_Your tasks_:
1 - In the post on kungfu forms and secrets, write out the passage starting at "Do you know" and ending at "in his belief?".
2 - According to the post on kungfu forms and secrets, where are the secrets found, if not in the forms?
3 - Continue the post on kungfu forms and secrets from where it stops.
** begin Provided text **
Why? I'll explain it in another post.

Best wishes


White Snake Shoots Venom

Sifu Wong attacks Sifu Robin with the pattern “White Snake Shoots Venom”. Sifu Robin wards of the attack with “Immortal Waves Sleeves”.

Ronan Sexton Sifu Ronan Sexton
Instructor, Shaolin Wahnam England
17th April 2006

There're two main points I'd like to address in this post.

  1. A practitioner purposely performs his forms at a low level.
  2. He purposely takes out some forms in his performance. These forms are those he considers holding some kungfu secrets.

Do you know why he believes that by doing this he can hide his secrets?

The reason is that he believes (mistakenly) that the secrets are found in the forms. This is a big mistake many people make. The secrets aren't found in the forms, they're found in the applications. They're also found in the skills involved in performing the forms. (Actually, revealing this fact is revealing a big secret.) Hence purposely performing the forms at low level or purposely leaving out some patterns in a performance to hide secrets is unnecessary and irrelevant, because the secrets aren't found in the forms!

Why is he mistaken in his belief?
** end Provided text **
** begin Extracted information **
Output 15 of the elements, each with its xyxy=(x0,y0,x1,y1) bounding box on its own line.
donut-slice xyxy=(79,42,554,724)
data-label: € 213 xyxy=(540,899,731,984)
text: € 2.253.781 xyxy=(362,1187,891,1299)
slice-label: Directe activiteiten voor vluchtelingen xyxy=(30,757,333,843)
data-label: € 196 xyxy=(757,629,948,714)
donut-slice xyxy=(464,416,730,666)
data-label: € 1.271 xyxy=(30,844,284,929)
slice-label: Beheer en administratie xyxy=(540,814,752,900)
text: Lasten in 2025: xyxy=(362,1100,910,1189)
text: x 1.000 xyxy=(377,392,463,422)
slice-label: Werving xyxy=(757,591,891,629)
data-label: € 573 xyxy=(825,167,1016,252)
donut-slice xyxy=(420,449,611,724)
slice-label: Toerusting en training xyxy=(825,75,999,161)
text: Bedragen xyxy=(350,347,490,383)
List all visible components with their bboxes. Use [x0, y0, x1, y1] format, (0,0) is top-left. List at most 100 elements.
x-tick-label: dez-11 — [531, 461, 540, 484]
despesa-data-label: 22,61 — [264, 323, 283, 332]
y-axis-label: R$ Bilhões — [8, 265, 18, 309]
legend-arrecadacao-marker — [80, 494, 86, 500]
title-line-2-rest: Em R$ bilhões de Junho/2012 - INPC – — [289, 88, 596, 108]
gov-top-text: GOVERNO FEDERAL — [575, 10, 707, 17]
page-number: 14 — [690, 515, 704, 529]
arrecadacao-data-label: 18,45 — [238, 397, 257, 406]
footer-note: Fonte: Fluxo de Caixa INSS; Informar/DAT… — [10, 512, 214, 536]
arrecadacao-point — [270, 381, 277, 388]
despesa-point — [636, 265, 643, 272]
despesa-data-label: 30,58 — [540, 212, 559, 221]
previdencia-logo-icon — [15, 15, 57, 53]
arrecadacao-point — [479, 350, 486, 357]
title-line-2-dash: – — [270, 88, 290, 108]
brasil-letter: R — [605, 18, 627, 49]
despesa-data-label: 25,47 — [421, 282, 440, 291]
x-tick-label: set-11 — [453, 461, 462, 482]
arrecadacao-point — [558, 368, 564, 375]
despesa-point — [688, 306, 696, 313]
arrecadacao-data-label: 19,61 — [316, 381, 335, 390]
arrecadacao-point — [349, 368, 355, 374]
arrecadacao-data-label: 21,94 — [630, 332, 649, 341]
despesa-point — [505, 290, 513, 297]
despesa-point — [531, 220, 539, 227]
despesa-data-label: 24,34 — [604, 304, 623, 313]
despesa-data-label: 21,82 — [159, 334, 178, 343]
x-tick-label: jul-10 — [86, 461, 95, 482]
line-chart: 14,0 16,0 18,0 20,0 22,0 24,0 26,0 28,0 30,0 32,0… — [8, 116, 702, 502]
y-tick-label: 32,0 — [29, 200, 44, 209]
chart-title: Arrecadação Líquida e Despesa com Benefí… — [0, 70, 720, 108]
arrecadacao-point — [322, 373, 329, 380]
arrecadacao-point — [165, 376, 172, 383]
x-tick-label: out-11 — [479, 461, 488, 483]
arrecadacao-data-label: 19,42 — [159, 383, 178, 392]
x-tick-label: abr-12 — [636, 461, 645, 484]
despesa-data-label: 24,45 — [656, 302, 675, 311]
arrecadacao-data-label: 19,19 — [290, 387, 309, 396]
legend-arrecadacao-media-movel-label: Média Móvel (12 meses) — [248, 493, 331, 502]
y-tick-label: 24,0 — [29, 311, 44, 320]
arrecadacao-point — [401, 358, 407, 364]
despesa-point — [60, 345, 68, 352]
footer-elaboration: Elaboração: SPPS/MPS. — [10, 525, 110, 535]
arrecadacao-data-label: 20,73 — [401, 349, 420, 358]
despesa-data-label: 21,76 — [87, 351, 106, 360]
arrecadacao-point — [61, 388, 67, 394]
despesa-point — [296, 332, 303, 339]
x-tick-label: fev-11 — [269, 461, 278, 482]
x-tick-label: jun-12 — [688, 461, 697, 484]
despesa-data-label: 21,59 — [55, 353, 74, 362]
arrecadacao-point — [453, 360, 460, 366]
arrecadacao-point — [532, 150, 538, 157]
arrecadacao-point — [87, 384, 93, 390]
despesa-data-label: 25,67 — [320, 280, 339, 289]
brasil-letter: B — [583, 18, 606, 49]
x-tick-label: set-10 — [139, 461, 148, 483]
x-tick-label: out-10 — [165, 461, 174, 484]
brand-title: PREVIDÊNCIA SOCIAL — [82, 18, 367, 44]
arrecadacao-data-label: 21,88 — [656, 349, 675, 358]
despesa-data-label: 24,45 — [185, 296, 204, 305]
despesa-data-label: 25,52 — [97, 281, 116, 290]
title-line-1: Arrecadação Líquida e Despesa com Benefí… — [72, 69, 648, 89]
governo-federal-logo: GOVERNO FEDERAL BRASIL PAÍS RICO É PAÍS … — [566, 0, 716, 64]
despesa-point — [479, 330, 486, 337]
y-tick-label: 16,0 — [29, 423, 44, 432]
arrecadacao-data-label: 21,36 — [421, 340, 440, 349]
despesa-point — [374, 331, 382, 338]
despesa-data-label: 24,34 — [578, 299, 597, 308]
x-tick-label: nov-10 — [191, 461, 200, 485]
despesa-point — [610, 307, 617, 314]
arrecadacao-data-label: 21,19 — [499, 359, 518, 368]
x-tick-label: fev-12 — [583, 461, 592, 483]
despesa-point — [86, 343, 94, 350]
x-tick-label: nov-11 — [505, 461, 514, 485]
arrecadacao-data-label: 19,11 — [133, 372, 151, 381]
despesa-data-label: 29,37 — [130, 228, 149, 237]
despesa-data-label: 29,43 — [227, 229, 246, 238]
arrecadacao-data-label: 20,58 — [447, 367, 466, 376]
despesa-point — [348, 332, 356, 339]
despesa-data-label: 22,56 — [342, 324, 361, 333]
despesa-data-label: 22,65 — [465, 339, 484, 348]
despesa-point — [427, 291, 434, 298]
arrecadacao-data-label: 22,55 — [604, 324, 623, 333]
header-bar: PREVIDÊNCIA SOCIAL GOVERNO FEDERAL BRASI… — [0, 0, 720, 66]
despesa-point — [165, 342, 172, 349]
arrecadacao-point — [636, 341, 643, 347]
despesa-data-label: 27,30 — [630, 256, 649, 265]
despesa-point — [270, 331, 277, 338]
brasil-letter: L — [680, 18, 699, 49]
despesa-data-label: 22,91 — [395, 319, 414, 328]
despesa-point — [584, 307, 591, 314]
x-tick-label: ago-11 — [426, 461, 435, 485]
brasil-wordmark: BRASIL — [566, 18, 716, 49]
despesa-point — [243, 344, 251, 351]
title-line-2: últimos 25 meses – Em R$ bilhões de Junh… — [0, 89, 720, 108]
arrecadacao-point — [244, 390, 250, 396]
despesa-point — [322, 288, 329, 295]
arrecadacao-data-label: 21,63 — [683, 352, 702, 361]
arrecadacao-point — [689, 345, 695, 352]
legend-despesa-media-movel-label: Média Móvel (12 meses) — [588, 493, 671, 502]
** end Extracted information **
_Answers for the exercise_:
1 -
Do you know why he believes that by doing this he can hide his secrets?

The reason is that he believes (mistakenly) that the secrets are found in the forms. This is a big mistake many people make. The secrets aren't found in the forms, they're found in the applications. They're also found in the skills involved in performing the forms. (Actually, revealing this fact is revealing a big secret.) Hence purposely performing the forms at low level or purposely leaving out some patterns in a performance to hide secrets is unnecessary and irrelevant, because the secrets aren't found in the forms!

Why is he mistaken in his belief?

2 - They are found in the applications and in the skills involved in performing the forms.

3 -
Because practicing forms is the main, and sometimes the only, thing he does in his training. This is also a big mistake most kungfu practitioners today make. They start their kungfu career by learning forms. They continue their career by learning more and more forms, and they also reach the peak of their kungfu career by learning forms. They seldom, or never, develop internal force or use their forms to train combat application.

As a result they resort to mechanical training for muscular strength, like running and weight lifting, instead of employing traditional kungfu methods like stance training and chi flow to develop internal force. If they ever try sparring, they either spar like children or resort to bouncing about and punching and kicking like Kick-Boxers, instead of using the kungfu forms which they can perform beautifully in solo demonstrations.

I was at a recent All Britain Open Taijiquan Full Contact Competition to see my brother, Sifu Robin Gamble, compete. It was genuinely saddening to see that except for Robin, none of the other competitors used anything that even remotely resembled Kung Fu or Tai Chi Chuan. They just used Kick-Boxing. Robin was the only one to use Taijiquan skills and techniques, and he won.

It was saddening because the other fighters genuinely thought that what they were doing was how real Tai Chi Chuan Masters in the past fought. If they just admitted that they were doing kickboxing then I wouldn't feel sorry for them, but as it is I felt bad that they couldn't see the real depth of Tai Chi Chuan. If they did there is no way that they would fight like they that. Tensed up, head down, furiously swinging punches and kicks with no regard for Tai Chi Chuan, principles, strategies, techniques or stances. I saw one guy who was a good kickboxer and he used good tactics and had good kick boxing form, but that was about it.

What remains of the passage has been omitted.